● **Raw records**
-------------------------
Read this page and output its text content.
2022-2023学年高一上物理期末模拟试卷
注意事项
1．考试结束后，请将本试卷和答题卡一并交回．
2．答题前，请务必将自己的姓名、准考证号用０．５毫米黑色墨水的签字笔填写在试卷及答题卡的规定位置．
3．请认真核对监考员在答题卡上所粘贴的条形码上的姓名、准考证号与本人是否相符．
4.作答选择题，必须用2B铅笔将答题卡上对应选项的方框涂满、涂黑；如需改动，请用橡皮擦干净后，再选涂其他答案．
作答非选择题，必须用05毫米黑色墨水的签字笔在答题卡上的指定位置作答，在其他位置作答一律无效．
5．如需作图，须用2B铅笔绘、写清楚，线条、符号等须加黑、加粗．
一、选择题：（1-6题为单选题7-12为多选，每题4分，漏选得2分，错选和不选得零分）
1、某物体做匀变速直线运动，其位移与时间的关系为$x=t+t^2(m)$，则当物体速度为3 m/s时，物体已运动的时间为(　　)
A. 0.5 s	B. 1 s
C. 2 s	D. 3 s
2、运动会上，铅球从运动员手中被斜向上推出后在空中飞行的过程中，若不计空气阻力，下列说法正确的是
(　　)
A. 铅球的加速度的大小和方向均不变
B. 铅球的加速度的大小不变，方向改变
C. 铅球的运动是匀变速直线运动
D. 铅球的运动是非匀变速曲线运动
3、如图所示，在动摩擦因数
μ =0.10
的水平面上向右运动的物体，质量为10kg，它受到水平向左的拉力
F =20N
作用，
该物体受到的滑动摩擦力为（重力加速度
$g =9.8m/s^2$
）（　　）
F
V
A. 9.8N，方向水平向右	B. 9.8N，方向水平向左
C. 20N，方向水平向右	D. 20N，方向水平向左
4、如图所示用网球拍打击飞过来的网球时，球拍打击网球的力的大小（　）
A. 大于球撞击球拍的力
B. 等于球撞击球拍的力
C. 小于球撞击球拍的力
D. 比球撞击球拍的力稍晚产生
-------------------------
● **TASK INSTRUCTIONS**
Return each line with "方向水平向右".

● **RESPONSE**
A. 9.8N，方向水平向右	B. 9.8N，方向水平向左
C. 20N，方向水平向右	D. 20N，方向水平向左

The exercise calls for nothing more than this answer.